__The task__
Only the count is wanted here: how many lines of the entries hold the string "their"?

__Records shown__

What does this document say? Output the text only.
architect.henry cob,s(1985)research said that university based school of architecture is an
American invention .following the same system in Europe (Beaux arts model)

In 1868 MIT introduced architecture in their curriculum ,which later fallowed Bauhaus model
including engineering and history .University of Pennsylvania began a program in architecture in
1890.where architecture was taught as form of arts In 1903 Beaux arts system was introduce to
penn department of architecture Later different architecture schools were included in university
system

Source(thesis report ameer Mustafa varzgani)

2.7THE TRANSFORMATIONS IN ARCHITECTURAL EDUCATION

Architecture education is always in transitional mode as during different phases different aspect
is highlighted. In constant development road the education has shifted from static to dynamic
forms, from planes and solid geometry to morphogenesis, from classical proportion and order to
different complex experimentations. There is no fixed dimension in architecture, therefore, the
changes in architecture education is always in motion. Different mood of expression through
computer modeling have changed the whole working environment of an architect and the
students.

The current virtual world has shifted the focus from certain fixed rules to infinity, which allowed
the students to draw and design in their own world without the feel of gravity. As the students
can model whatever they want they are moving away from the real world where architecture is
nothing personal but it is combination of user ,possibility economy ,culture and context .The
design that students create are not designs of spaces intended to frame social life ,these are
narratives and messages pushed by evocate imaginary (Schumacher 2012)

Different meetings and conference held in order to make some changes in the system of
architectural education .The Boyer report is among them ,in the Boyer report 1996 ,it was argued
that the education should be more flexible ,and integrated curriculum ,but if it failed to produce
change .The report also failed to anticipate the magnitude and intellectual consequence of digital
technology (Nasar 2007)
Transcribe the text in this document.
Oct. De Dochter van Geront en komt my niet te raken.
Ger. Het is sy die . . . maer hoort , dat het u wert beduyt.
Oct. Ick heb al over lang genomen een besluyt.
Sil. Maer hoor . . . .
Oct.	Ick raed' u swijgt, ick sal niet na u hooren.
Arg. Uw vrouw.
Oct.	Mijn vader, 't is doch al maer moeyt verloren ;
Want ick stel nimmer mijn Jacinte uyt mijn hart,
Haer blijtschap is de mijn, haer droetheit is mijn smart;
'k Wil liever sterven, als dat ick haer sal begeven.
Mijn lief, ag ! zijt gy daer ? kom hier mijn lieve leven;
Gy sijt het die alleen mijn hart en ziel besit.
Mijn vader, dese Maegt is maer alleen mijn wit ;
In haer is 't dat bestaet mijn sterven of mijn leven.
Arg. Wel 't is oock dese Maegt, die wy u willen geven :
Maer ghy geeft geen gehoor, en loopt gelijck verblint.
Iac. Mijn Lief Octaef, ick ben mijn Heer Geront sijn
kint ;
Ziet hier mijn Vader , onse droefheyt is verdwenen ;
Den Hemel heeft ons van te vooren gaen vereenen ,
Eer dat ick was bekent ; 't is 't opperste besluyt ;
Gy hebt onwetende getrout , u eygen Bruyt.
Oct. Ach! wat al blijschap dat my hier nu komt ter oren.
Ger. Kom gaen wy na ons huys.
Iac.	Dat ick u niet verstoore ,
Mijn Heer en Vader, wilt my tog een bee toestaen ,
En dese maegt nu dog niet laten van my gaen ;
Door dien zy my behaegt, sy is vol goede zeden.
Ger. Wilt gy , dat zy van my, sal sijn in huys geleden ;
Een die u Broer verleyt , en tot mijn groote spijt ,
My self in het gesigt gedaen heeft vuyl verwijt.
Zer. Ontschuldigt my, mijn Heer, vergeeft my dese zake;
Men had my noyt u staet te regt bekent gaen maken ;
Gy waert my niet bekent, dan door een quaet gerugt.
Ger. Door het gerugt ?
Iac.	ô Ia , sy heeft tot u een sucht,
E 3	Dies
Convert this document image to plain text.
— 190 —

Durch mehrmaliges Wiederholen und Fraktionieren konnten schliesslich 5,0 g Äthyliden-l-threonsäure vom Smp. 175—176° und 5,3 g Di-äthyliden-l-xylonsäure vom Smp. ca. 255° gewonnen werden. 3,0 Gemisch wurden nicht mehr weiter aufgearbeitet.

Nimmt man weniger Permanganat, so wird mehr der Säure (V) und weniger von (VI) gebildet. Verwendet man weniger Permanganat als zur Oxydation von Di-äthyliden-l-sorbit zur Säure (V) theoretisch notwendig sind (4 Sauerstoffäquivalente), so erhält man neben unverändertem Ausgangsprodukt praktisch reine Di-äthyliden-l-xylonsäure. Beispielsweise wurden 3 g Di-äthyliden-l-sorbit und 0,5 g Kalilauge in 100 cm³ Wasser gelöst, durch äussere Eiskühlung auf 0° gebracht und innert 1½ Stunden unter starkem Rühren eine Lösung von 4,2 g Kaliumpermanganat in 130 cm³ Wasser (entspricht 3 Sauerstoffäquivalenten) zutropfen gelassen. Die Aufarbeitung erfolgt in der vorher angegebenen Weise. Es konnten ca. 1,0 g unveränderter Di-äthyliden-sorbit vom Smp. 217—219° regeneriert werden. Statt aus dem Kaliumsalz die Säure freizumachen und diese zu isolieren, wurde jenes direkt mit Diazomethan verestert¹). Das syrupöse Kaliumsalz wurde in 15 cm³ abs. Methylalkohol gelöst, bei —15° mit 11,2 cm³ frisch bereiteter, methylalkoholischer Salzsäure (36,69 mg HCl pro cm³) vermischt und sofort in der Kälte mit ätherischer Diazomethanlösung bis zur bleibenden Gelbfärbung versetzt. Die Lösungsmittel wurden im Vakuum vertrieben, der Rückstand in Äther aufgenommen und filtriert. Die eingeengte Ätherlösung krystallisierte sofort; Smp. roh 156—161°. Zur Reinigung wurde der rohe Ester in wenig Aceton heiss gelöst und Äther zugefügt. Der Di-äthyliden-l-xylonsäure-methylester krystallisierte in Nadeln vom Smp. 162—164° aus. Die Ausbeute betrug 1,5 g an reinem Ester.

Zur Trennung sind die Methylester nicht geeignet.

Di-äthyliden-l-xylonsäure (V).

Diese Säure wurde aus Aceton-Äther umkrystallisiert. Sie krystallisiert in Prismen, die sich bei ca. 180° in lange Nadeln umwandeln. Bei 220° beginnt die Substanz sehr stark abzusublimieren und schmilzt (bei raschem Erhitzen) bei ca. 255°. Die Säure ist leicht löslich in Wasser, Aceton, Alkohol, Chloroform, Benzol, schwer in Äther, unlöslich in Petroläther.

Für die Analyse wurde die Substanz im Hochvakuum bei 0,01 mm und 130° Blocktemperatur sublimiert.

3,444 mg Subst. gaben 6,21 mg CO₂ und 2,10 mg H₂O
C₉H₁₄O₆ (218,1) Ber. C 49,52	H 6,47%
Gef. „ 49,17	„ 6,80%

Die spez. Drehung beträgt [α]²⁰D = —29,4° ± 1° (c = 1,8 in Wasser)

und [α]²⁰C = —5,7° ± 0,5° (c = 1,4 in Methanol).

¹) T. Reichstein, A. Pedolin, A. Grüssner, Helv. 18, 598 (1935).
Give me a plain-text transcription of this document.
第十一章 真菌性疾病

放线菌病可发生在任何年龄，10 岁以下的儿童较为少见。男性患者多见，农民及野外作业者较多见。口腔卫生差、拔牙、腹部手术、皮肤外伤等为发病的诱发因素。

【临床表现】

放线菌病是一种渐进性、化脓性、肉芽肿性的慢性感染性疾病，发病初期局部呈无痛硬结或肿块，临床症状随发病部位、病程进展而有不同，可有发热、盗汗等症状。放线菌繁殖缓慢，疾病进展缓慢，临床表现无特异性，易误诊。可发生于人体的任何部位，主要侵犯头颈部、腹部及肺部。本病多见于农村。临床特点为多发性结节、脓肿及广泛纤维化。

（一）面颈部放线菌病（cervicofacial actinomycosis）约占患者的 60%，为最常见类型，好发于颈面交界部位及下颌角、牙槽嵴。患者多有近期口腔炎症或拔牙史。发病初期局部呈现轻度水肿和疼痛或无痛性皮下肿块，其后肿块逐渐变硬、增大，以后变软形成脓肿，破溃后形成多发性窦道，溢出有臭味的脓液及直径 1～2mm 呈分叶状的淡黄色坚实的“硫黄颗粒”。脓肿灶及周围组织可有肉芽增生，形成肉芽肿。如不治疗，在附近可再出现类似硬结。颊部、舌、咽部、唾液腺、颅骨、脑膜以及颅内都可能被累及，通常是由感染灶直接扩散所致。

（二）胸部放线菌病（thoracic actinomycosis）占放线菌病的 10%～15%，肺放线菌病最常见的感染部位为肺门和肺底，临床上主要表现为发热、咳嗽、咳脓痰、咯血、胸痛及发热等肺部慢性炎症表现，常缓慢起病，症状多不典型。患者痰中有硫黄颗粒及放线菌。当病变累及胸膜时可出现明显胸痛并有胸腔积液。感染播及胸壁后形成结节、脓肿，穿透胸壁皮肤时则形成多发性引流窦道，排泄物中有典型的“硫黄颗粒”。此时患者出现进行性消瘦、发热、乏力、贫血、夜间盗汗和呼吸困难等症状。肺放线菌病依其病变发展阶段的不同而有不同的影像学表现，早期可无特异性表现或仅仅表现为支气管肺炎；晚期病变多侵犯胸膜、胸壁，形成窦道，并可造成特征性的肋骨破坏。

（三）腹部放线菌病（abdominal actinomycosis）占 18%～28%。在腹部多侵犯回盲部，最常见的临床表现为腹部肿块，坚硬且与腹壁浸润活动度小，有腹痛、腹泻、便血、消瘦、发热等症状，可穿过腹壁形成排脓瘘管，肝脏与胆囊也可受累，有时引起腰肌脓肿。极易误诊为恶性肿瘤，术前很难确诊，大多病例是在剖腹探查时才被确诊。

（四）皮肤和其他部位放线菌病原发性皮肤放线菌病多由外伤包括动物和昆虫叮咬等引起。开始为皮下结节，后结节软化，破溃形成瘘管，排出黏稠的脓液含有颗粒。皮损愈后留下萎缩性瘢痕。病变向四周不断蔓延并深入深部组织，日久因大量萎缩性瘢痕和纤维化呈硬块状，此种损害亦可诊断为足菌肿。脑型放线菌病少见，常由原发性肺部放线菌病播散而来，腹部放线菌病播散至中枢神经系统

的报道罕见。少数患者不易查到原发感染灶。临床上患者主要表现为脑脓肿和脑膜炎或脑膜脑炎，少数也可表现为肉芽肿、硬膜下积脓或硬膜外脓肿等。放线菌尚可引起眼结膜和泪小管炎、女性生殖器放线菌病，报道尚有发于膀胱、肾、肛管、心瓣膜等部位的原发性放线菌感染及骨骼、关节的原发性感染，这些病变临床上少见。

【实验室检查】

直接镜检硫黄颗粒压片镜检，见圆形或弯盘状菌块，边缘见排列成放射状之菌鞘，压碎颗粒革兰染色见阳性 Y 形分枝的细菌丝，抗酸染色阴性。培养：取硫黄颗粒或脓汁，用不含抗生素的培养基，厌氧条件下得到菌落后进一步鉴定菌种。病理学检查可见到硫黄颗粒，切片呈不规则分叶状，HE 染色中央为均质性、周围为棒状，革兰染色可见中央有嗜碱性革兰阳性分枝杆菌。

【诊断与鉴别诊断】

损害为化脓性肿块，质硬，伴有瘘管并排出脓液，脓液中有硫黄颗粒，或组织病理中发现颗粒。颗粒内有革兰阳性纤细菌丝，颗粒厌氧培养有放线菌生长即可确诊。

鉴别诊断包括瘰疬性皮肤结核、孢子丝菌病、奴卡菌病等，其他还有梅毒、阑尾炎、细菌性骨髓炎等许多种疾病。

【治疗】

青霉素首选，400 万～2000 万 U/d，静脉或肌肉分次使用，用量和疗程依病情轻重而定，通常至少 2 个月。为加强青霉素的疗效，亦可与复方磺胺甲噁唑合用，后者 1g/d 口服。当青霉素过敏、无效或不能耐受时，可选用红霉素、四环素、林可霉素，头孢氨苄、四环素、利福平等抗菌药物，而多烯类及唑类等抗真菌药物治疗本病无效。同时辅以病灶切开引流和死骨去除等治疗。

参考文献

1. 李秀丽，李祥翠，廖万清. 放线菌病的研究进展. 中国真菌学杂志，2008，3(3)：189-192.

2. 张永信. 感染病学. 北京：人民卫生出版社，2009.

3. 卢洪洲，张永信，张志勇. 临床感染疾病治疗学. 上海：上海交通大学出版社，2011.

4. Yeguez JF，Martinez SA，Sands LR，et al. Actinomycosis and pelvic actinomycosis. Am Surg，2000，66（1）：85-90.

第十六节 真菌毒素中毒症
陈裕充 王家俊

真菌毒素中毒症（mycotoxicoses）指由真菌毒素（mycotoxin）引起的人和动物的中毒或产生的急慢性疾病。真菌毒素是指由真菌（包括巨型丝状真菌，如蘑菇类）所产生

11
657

__Answer to the problem__
2